*Exercise*. Return the count of lines that hold the string "number", with no other words.

Entries with figure data
::::::
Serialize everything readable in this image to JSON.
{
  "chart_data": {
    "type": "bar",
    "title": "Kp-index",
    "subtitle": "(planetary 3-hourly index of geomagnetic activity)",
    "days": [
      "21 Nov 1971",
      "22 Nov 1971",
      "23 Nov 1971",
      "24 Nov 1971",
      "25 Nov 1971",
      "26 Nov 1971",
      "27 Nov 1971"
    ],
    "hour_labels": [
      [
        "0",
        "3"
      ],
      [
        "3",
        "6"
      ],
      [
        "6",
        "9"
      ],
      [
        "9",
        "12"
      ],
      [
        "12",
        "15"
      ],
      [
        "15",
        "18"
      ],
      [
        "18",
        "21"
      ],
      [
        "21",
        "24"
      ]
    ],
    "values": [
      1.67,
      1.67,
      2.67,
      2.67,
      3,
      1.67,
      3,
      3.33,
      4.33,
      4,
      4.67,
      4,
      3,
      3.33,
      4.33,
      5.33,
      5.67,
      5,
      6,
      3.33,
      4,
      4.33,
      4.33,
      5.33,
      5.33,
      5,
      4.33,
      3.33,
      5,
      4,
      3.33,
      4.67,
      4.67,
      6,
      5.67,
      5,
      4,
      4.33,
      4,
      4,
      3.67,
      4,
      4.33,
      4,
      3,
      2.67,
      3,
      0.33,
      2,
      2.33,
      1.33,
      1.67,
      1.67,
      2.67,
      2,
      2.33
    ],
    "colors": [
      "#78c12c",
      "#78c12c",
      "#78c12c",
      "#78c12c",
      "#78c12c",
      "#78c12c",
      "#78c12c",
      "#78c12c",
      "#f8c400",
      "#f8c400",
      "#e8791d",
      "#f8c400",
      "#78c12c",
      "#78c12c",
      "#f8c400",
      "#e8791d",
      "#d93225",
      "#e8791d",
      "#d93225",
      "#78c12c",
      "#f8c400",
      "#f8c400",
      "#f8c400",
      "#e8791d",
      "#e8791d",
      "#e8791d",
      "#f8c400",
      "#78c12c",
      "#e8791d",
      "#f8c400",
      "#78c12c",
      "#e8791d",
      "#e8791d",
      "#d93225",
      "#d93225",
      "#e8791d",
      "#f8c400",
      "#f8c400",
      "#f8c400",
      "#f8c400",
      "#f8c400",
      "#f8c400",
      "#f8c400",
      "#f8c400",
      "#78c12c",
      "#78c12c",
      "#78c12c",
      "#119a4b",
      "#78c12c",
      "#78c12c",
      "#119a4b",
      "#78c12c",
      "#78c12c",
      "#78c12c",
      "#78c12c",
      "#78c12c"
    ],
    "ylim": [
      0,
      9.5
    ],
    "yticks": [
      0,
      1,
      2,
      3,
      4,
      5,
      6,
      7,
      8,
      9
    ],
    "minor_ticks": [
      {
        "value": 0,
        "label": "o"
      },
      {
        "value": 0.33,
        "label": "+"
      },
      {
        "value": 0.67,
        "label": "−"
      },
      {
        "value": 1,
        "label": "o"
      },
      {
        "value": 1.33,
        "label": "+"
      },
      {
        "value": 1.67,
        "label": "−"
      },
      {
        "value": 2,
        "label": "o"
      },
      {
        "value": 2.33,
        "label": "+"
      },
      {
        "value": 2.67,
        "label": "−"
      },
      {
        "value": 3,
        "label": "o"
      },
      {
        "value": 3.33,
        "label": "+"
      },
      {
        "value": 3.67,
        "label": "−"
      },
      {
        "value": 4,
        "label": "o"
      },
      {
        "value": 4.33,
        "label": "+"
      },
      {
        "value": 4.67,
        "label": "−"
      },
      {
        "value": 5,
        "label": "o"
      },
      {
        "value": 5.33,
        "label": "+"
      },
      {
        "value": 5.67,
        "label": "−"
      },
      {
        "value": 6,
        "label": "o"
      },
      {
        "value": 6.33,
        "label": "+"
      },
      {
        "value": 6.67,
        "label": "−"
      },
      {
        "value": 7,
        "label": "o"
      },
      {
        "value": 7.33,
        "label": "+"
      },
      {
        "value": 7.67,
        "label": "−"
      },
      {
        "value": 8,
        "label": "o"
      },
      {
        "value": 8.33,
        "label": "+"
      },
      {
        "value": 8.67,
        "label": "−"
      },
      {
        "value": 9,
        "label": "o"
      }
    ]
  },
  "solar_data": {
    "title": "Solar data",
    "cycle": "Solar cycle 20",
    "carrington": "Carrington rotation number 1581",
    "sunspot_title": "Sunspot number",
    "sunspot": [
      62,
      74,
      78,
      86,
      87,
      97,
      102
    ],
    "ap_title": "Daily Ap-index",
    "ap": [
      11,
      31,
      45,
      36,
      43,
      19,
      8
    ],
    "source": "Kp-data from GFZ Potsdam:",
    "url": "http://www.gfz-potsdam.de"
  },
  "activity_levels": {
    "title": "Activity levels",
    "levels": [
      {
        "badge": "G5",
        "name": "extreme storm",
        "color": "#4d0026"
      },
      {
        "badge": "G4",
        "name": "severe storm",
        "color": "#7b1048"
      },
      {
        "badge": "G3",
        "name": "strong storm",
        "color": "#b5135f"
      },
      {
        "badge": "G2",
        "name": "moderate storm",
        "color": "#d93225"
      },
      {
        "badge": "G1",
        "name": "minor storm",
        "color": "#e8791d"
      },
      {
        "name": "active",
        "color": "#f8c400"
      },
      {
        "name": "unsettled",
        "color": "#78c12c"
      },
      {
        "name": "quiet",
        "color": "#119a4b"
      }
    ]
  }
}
::::::
*Full output*. 2